Given task 1:
In the layout records, rewrite the lines from the line containing "table-cell[interactable]: 5.345441 (1128, 251, 1180, 265)" up to and including the line containing "table-cell[interactable]: 0.166280 (1083, 147, 1130, 161)", replacing "table-cell" with "data-cell" and leaving everything else unchanged.

Passage to read:

—————

4. Because qubits A and B are entangled, the information about how the quantum state of the qubit being teleported interacts with the quantum state of qubit A will also reveal how the quantum state of the qubit being teleported interacts with the quantum state of qubit B.

5. Qubit B uses this information to replicate the quantum state of the qubit being teleported. (How does qubit B change like this?)

What happens to the original qubit being teleported?

2. Sep 26, 2016

### Simon Bridge

If I am understanding you, 2 is not correct. The relationship between the states is determined by the entanglement.
Measurement is only applied to one or the other particle, locally, and only on the local particle state.
Try to distinguish information from "a message".

Also see entanglement, quantum nonlocality and decoherence.

3. Sep 26, 2016

### Staff: Mentor

It does not. The uncertainty principle says that you cannot measure two incompatible observables with unlimited precision at the same time, but here we're only measuring one observable. We can do that with as much precision as our measuring instrument allows, and we can always find a better instrument if we need more precision.

We write it down on a piece of paper, roll the paper up into a little ball and tie it to the leg of a carrier pigeon, and then set the pigeon loose to fly to the distant laboratory that we're teleporting our qubit to. Or we could put it in an envelope, write the address of the distant laboratory on the envelope, attach a first-class postage stamp to the envelope, and give the envelope to the postal service. There are many ways of sending information.

This is the key to the teleportation protocol (which would be better called the "copying protocol"). When you interact with a quantum system you change its state. Qubits A and B are entangled, meaning that they are a single quantum system with a single state. Thus, the teleported qubit is not interacting with just A at step 2, it is interacting with the entangled A-B pair, and the measurement affects the entire A-B system. If the people with particle B know what that measurement was (this is the thing that we have to send by carrier pigeon, or snail mail, or just by shouting to our lab partner on the other side of the room) they can perform whatever measurement is needed to unwind the A measurement and change the state of their particle to match the state of the "teleported" particle.

—————

Layout records:
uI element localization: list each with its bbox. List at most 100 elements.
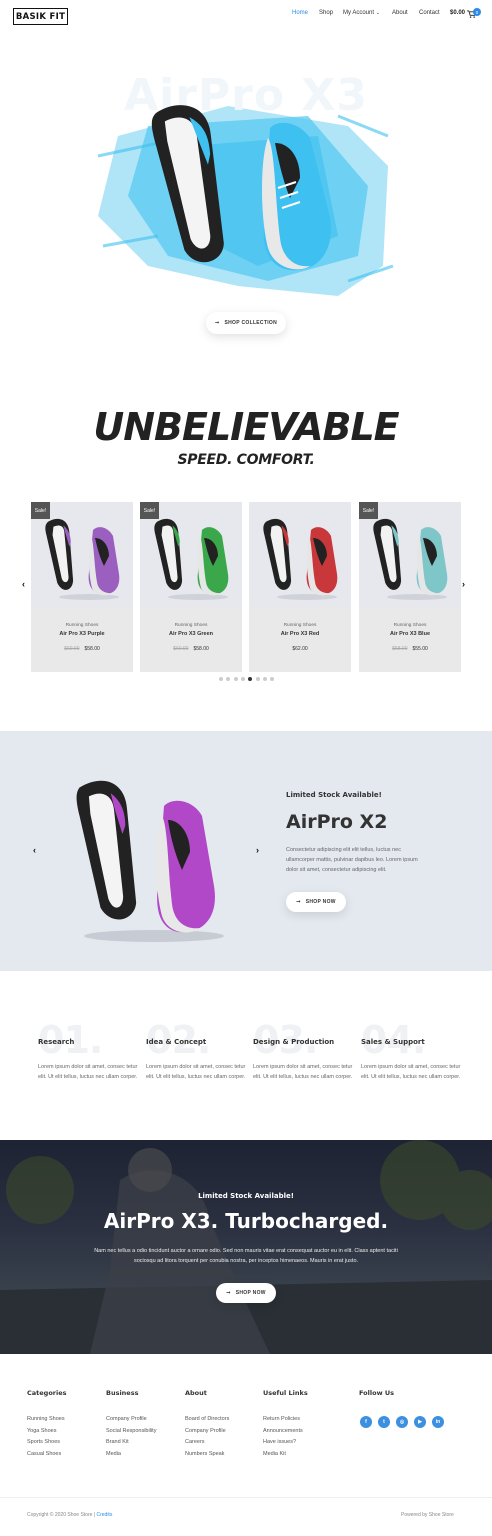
product-name[interactable]: Air Pro X3 Blue xyxy=(359,631,461,637)
product-price: $58.00 $55.00 xyxy=(359,646,461,652)
product-old-price: $60.00 xyxy=(173,646,189,652)
arrow-right-icon: ➞ xyxy=(296,899,301,905)
footer-link[interactable]: Sports Shoes xyxy=(27,1439,60,1445)
cta-title: AirPro X3. Turbocharged. xyxy=(103,1209,389,1233)
cart-total[interactable]: $0.00 xyxy=(450,10,465,22)
product-price: $60.00 $58.00 xyxy=(31,646,133,652)
instagram-icon-glyph: ◎ xyxy=(399,1419,405,1425)
promo-prev-arrow[interactable]: ‹ xyxy=(33,845,36,855)
cta-eyebrow: Limited Stock Available! xyxy=(198,1192,294,1200)
copyright-text: Copyright © 2020 Shoe Store | xyxy=(27,1512,96,1518)
footer-link[interactable]: Company Profile xyxy=(185,1428,226,1434)
nav-about[interactable]: About xyxy=(392,10,408,22)
footer-link[interactable]: Social Responsibility xyxy=(106,1428,156,1434)
promo-next-arrow[interactable]: › xyxy=(256,845,259,855)
product-category[interactable]: Running Shoes xyxy=(31,623,133,628)
footer-link[interactable]: Announcements xyxy=(263,1428,303,1434)
tagline-subtitle: SPEED. COMFORT. xyxy=(177,452,315,468)
arrow-right-icon: ➞ xyxy=(226,1290,231,1296)
step-title: Idea & Concept xyxy=(146,1038,207,1046)
nav-my-account[interactable]: My Account ⌄ xyxy=(343,10,380,22)
cta-description: Nam nec tellus a odio tincidunt auctor a… xyxy=(94,1248,398,1264)
linkedin-icon-glyph: in xyxy=(435,1419,441,1425)
carousel-dot[interactable] xyxy=(270,677,275,681)
footer-link[interactable]: Brand Kit xyxy=(106,1439,129,1445)
tagline-title: UNBELIEVABLE xyxy=(93,405,399,449)
product-old-price: $58.00 xyxy=(392,646,408,652)
youtube-icon-glyph: ▶ xyxy=(418,1419,422,1425)
chevron-down-icon: ⌄ xyxy=(375,10,380,16)
product-category[interactable]: Running Shoes xyxy=(249,623,351,628)
nav-my-account-label: My Account xyxy=(343,10,375,16)
facebook-icon[interactable]: f xyxy=(360,1416,372,1428)
hero-shoe-image xyxy=(151,105,331,271)
step-title: Research xyxy=(38,1038,75,1046)
nav-home[interactable]: Home xyxy=(292,10,308,22)
product-image[interactable] xyxy=(249,502,351,607)
product-current-price: $58.00 xyxy=(193,646,209,652)
arrow-right-icon: ➞ xyxy=(215,320,220,326)
sale-badge: Sale! xyxy=(359,502,378,519)
promo-shop-now-label: SHOP NOW xyxy=(305,899,336,905)
shop-collection-button[interactable]: ➞ SHOP COLLECTION xyxy=(206,312,286,334)
product-current-price: $62.00 xyxy=(292,646,308,652)
shop-collection-label: SHOP COLLECTION xyxy=(224,320,277,326)
footer-link[interactable]: Media xyxy=(106,1451,121,1457)
cta-shop-now-label: SHOP NOW xyxy=(235,1290,266,1296)
facebook-icon-glyph: f xyxy=(365,1419,367,1425)
footer-link[interactable]: Have issues? xyxy=(263,1439,296,1445)
carousel-dot[interactable] xyxy=(248,677,253,681)
promo-eyebrow: Limited Stock Available! xyxy=(286,791,382,799)
product-old-price: $60.00 xyxy=(64,646,80,652)
product-card[interactable]: Sale! Running Shoes Air Pro X3 Blue $58.00 $… xyxy=(359,502,461,672)
footer-link[interactable]: Company Profile xyxy=(106,1416,147,1422)
footer-link[interactable]: Casual Shoes xyxy=(27,1451,61,1457)
product-price: $60.00 $58.00 xyxy=(140,646,242,652)
carousel-dot[interactable] xyxy=(262,677,267,681)
carousel-dot[interactable] xyxy=(240,677,245,681)
footer-divider xyxy=(0,1497,492,1498)
twitter-icon[interactable]: t xyxy=(378,1416,390,1428)
product-name[interactable]: Air Pro X3 Red xyxy=(249,631,351,637)
product-shoe-image xyxy=(263,518,338,600)
product-category[interactable]: Running Shoes xyxy=(140,623,242,628)
cta-shop-now-button[interactable]: ➞ SHOP NOW xyxy=(216,1283,276,1303)
carousel-prev-arrow[interactable]: ‹ xyxy=(22,579,25,589)
footer-link[interactable]: Running Shoes xyxy=(27,1416,65,1422)
footer-link[interactable]: Careers xyxy=(185,1439,205,1445)
footer-link[interactable]: Media Kit xyxy=(263,1451,286,1457)
footer-link[interactable]: Yoga Shoes xyxy=(27,1428,56,1434)
product-card[interactable]: Sale! Running Shoes Air Pro X3 Green $60.00… xyxy=(140,502,242,672)
footer-column-heading: Business xyxy=(106,1389,139,1397)
product-card[interactable]: Running Shoes Air Pro X3 Red $62.00 xyxy=(249,502,351,672)
footer-link[interactable]: Numbers Speak xyxy=(185,1451,224,1457)
site-logo[interactable]: BASIK FIT xyxy=(13,8,68,25)
product-name[interactable]: Air Pro X3 Purple xyxy=(31,631,133,637)
product-name[interactable]: Air Pro X3 Green xyxy=(140,631,242,637)
carousel-dot[interactable] xyxy=(233,677,238,681)
promo-shoe-image xyxy=(76,780,224,942)
footer-link[interactable]: Board of Directors xyxy=(185,1416,229,1422)
credits-link[interactable]: Credits xyxy=(96,1512,112,1518)
nav-contact[interactable]: Contact xyxy=(419,10,440,22)
cart-count-badge: 0 xyxy=(473,8,481,16)
product-category[interactable]: Running Shoes xyxy=(359,623,461,628)
youtube-icon[interactable]: ▶ xyxy=(414,1416,426,1428)
footer-column-heading: Categories xyxy=(27,1389,67,1397)
carousel-dot[interactable] xyxy=(255,677,260,681)
follow-us-heading: Follow Us xyxy=(359,1389,394,1397)
step-title: Design & Production xyxy=(253,1038,335,1046)
linkedin-icon[interactable]: in xyxy=(432,1416,444,1428)
instagram-icon[interactable]: ◎ xyxy=(396,1416,408,1428)
product-card[interactable]: Sale! Running Shoes Air Pro X3 Purple $60.0… xyxy=(31,502,133,672)
carousel-dot[interactable] xyxy=(219,677,223,681)
carousel-dot[interactable] xyxy=(226,677,231,681)
nav-shop[interactable]: Shop xyxy=(319,10,333,22)
step-description: Lorem ipsum dolor sit amet, consec tetur… xyxy=(146,1064,246,1080)
product-current-price: $55.00 xyxy=(412,646,428,652)
carousel-next-arrow[interactable]: › xyxy=(462,579,465,589)
promo-shop-now-button[interactable]: ➞ SHOP NOW xyxy=(286,892,346,912)
footer-link[interactable]: Return Policies xyxy=(263,1416,300,1422)
step-description: Lorem ipsum dolor sit amet, consec tetur… xyxy=(253,1064,353,1080)
promo-title: AirPro X2 xyxy=(286,811,388,833)
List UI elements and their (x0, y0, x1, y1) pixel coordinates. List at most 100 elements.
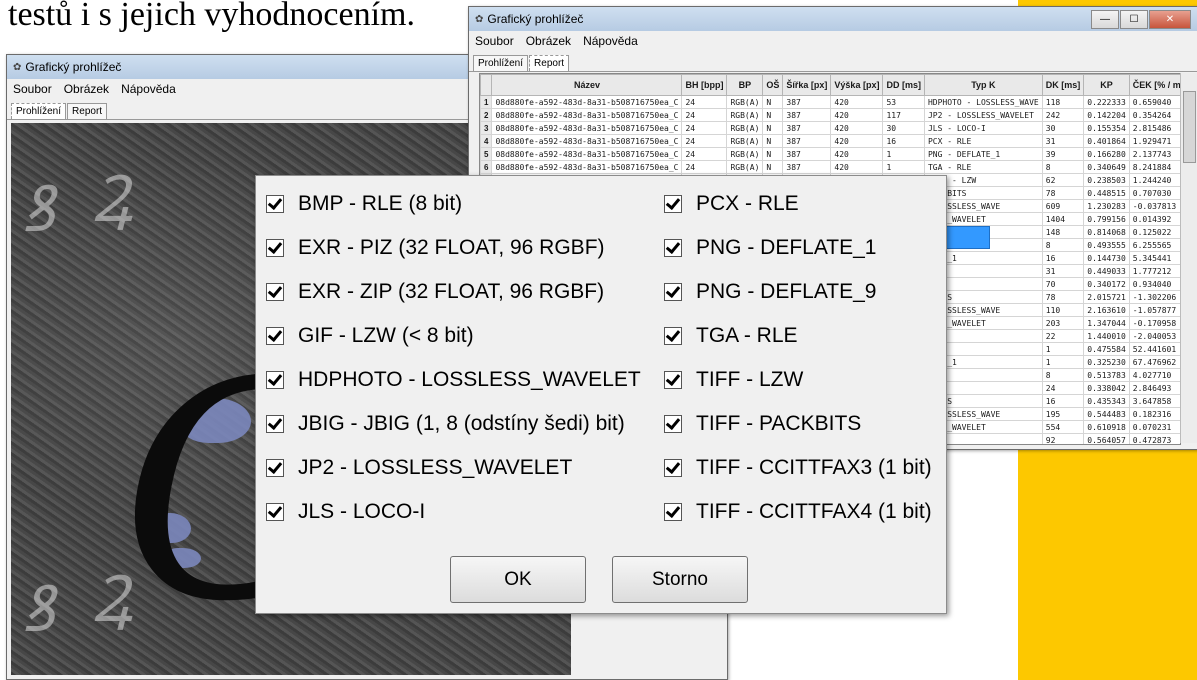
table-cell[interactable]: 5.345441 (1128, 251, 1180, 265)
table-row[interactable]: 1 08d880fe-a592-483d-8a31-b508716750ea_C 2… (480, 95, 1180, 109)
table-cell[interactable]: 110 (1041, 303, 1085, 317)
table-cell[interactable]: N (762, 95, 784, 109)
table-cell[interactable]: 0.238503 (1083, 173, 1130, 187)
column-header[interactable]: Šířka [px] (782, 74, 832, 96)
table-cell[interactable]: 0.166280 (1083, 147, 1130, 161)
table-cell[interactable]: 0.934040 (1128, 277, 1180, 291)
table-cell[interactable]: 0.222333 (1083, 95, 1130, 109)
table-cell[interactable]: 1.244240 (1128, 173, 1180, 187)
table-cell[interactable]: RGB(A) (726, 134, 764, 148)
tab-report[interactable]: Report (529, 55, 570, 71)
table-cell[interactable]: 1 (1041, 355, 1085, 369)
table-cell[interactable]: 92 (1041, 433, 1085, 444)
table-cell[interactable]: 0.182316 (1128, 407, 1180, 421)
table-cell[interactable]: RGB(A) (726, 108, 764, 122)
table-cell[interactable]: 8 (1041, 160, 1085, 174)
table-cell[interactable]: 0.155354 (1083, 121, 1130, 135)
table-cell[interactable]: 420 (830, 108, 884, 122)
table-cell[interactable]: 242 (1041, 108, 1085, 122)
checkbox-checked[interactable] (664, 239, 682, 257)
table-row[interactable]: 2 08d880fe-a592-483d-8a31-b508716750ea_C 2… (480, 108, 1180, 122)
maximize-icon[interactable]: ☐ (1120, 9, 1148, 29)
table-cell[interactable]: 420 (830, 95, 884, 109)
table-cell[interactable]: 387 (782, 95, 832, 109)
table-cell[interactable]: 0.340649 (1083, 160, 1130, 174)
checkbox-checked[interactable] (664, 503, 682, 521)
option-jp2[interactable]: JP2 - LOSSLESS_WAVELET (266, 456, 572, 480)
tab-prohlizeni[interactable]: Prohlížení (11, 103, 67, 119)
table-cell[interactable]: 420 (830, 147, 884, 161)
table-cell[interactable]: 3.647858 (1128, 394, 1180, 408)
table-cell[interactable]: 0.325230 (1083, 355, 1130, 369)
table-cell[interactable]: 16 (1041, 394, 1085, 408)
table-cell[interactable]: JLS - LOCO-I (923, 121, 1043, 135)
close-icon[interactable]: ✕ (1149, 9, 1191, 29)
table-cell[interactable]: 4.027710 (1128, 368, 1180, 382)
table-cell[interactable]: 0.340172 (1083, 277, 1130, 291)
table-cell[interactable]: 78 (1041, 186, 1085, 200)
table-cell[interactable]: 1 (882, 147, 925, 161)
option-tiff-lzw[interactable]: TIFF - LZW (664, 368, 803, 392)
table-cell[interactable]: 30 (882, 121, 925, 135)
tab-report[interactable]: Report (67, 103, 108, 119)
option-png-deflate-1[interactable]: PNG - DEFLATE_1 (664, 236, 877, 260)
table-cell[interactable]: 2.137743 (1128, 147, 1180, 161)
table-cell[interactable]: N (762, 134, 784, 148)
table-cell[interactable]: 16 (882, 134, 925, 148)
table-cell[interactable]: 420 (830, 134, 884, 148)
table-row[interactable]: 3 08d880fe-a592-483d-8a31-b508716750ea_C 2… (480, 121, 1180, 135)
column-header[interactable]: Typ K (923, 74, 1043, 96)
table-cell[interactable]: 6 (480, 160, 493, 174)
table-cell[interactable]: 2.815486 (1128, 121, 1180, 135)
table-cell[interactable]: 31 (1041, 134, 1085, 148)
table-cell[interactable]: 387 (782, 121, 832, 135)
table-cell[interactable]: 0.070231 (1128, 420, 1180, 434)
table-cell[interactable]: 2.015721 (1083, 290, 1130, 304)
table-cell[interactable]: 387 (782, 147, 832, 161)
scrollbar-thumb[interactable] (1183, 91, 1196, 163)
report-titlebar[interactable]: ✿ Grafický prohlížeč — ☐ ✕ (469, 7, 1197, 31)
table-cell[interactable]: 08d880fe-a592-483d-8a31-b508716750ea_C (491, 147, 683, 161)
table-cell[interactable]: 0.707030 (1128, 186, 1180, 200)
table-cell[interactable]: 22 (1041, 329, 1085, 343)
table-cell[interactable]: 0.125022 (1128, 225, 1180, 239)
option-bmp-rle[interactable]: BMP - RLE (8 bit) (266, 192, 462, 216)
option-pcx-rle[interactable]: PCX - RLE (664, 192, 799, 216)
checkbox-checked[interactable] (266, 283, 284, 301)
checkbox-checked[interactable] (266, 195, 284, 213)
tab-prohlizeni[interactable]: Prohlížení (473, 55, 529, 71)
column-header[interactable]: DK [ms] (1041, 74, 1085, 96)
table-cell[interactable]: 554 (1041, 420, 1085, 434)
checkbox-checked[interactable] (664, 459, 682, 477)
table-cell[interactable]: 24 (1041, 381, 1085, 395)
column-header[interactable]: KP (1083, 74, 1130, 96)
table-cell[interactable]: 0.142204 (1083, 108, 1130, 122)
checkbox-checked[interactable] (664, 327, 682, 345)
table-cell[interactable]: 1.929471 (1128, 134, 1180, 148)
column-header[interactable]: Název (491, 74, 683, 96)
table-cell[interactable]: 0.449033 (1083, 264, 1130, 278)
table-cell[interactable]: 0.435343 (1083, 394, 1130, 408)
table-cell[interactable]: 78 (1041, 290, 1085, 304)
column-header[interactable]: BH [bpp] (681, 74, 728, 96)
table-cell[interactable]: 24 (681, 95, 728, 109)
checkbox-checked[interactable] (664, 415, 682, 433)
table-cell[interactable]: HDPHOTO - LOSSLESS_WAVE (923, 95, 1043, 109)
table-cell[interactable]: RGB(A) (726, 95, 764, 109)
cancel-button[interactable]: Storno (612, 556, 748, 603)
selected-cell[interactable] (942, 226, 990, 249)
table-cell[interactable]: 0.338042 (1083, 381, 1130, 395)
checkbox-checked[interactable] (266, 415, 284, 433)
table-cell[interactable]: 0.493555 (1083, 238, 1130, 252)
table-cell[interactable]: 1.440010 (1083, 329, 1130, 343)
table-cell[interactable]: 24 (681, 121, 728, 135)
table-cell[interactable]: 1 (480, 95, 493, 109)
table-cell[interactable]: 0.799156 (1083, 212, 1130, 226)
table-cell[interactable]: 420 (830, 160, 884, 174)
checkbox-checked[interactable] (664, 195, 682, 213)
table-cell[interactable]: 8 (1041, 368, 1085, 382)
table-cell[interactable]: 08d880fe-a592-483d-8a31-b508716750ea_C (491, 121, 683, 135)
table-cell[interactable]: 08d880fe-a592-483d-8a31-b508716750ea_C (491, 160, 683, 174)
table-cell[interactable]: 2 (480, 108, 493, 122)
table-cell[interactable]: 0.564057 (1083, 433, 1130, 444)
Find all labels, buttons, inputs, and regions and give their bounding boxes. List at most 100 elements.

—————

Given task 2:
Continue the forum discussion of quantum teleportation from the point where it stops.

Result 1:
data-cell[interactable]: 5.345441 (1128, 251, 1180, 265)
table-row[interactable]: 1 08d880fe-a592-483d-8a31-b508716750ea_C 2… (480, 95, 1180, 109)
data-cell[interactable]: 110 (1041, 303, 1085, 317)
data-cell[interactable]: N (762, 95, 784, 109)
data-cell[interactable]: 0.238503 (1083, 173, 1130, 187)
column-header[interactable]: Šířka [px] (782, 74, 832, 96)
data-cell[interactable]: 0.166280 (1083, 147, 1130, 161)

Result 2:
It's gone. It was lost in the interaction with particle A of our entangled pair.

4. Sep 27, 2016

### Staff: Mentor

Let me bring in a bit of notation, which I hope you will be able to understand, but should clear things up. Let say that the state to be teleported is
$$|\psi_1\rangle = a |+\mathbf{z}\rangle_1 + b |-\mathbf{z}\rangle_1$$
That means that we want another particle, particle 3, to end up in the same state,
$$|\psi_3\rangle = a |+\mathbf{z}\rangle_3 + b |-\mathbf{z}\rangle_3$$
that is, with the same coefficients a and b in from of the +z and -z components.

Now, by performing a special measurement on particles 1 and 2 (the latter you called A) together, these two particles can end up in one of four states $|\Psi^{(+)}\rangle$, $|\Psi^{(-)}\rangle$, $|\Phi^{(+)}\rangle$, $|\Phi^{(-)}\rangle$, with equal probability. Just before that measurement, the three particles, taken together, were in the state
\begin{align*} |\psi_{123}\rangle &= \frac{1}{2} |\Psi_{12}^{(-)}\rangle \left( -a |+\mathbf{z}\rangle_3 - b |-\mathbf{z}\rangle_3 \right) + \frac{1}{2} |\Psi_{12}^{(+)}\rangle \left( -a |+\mathbf{z}\rangle_3 + b |-\mathbf{z}\rangle_3 \right) \\ &\quad + \frac{1}{2} |\Phi_{12}^{(-)}\rangle \left( b |+\mathbf{z}\rangle_3 +a |-\mathbf{z}\rangle_3 \right) + \frac{1}{2} |\Phi_{12}^{(+)}\rangle \left( -b |+\mathbf{z}\rangle_3 + a |-\mathbf{z}\rangle_3 \right) \end{align*}
After the measurement, the state for particle 3 can be found in the parenthesis next to the state for particle 1 and 2: if the result was $|\Psi_{12}^{(+)}\rangle$, then
$$|\psi_3\rangle = -a |+\mathbf{z}\rangle_3 + b |-\mathbf{z}\rangle_3$$
As you see, the coefficients a and b are still there, but not necessarily at the right place, or with the correct relative sign (as in the example above, where a is negative while b is positive). So after the measurement, information, meaning "what was the result of the measurement of particles 1 and 2," must be given to whoever has particle 3 so they can make the proper modification (called a rotation) to get the a and b in front of the correct $|\pm\mathbf{z}\rangle_3$ with the right sign.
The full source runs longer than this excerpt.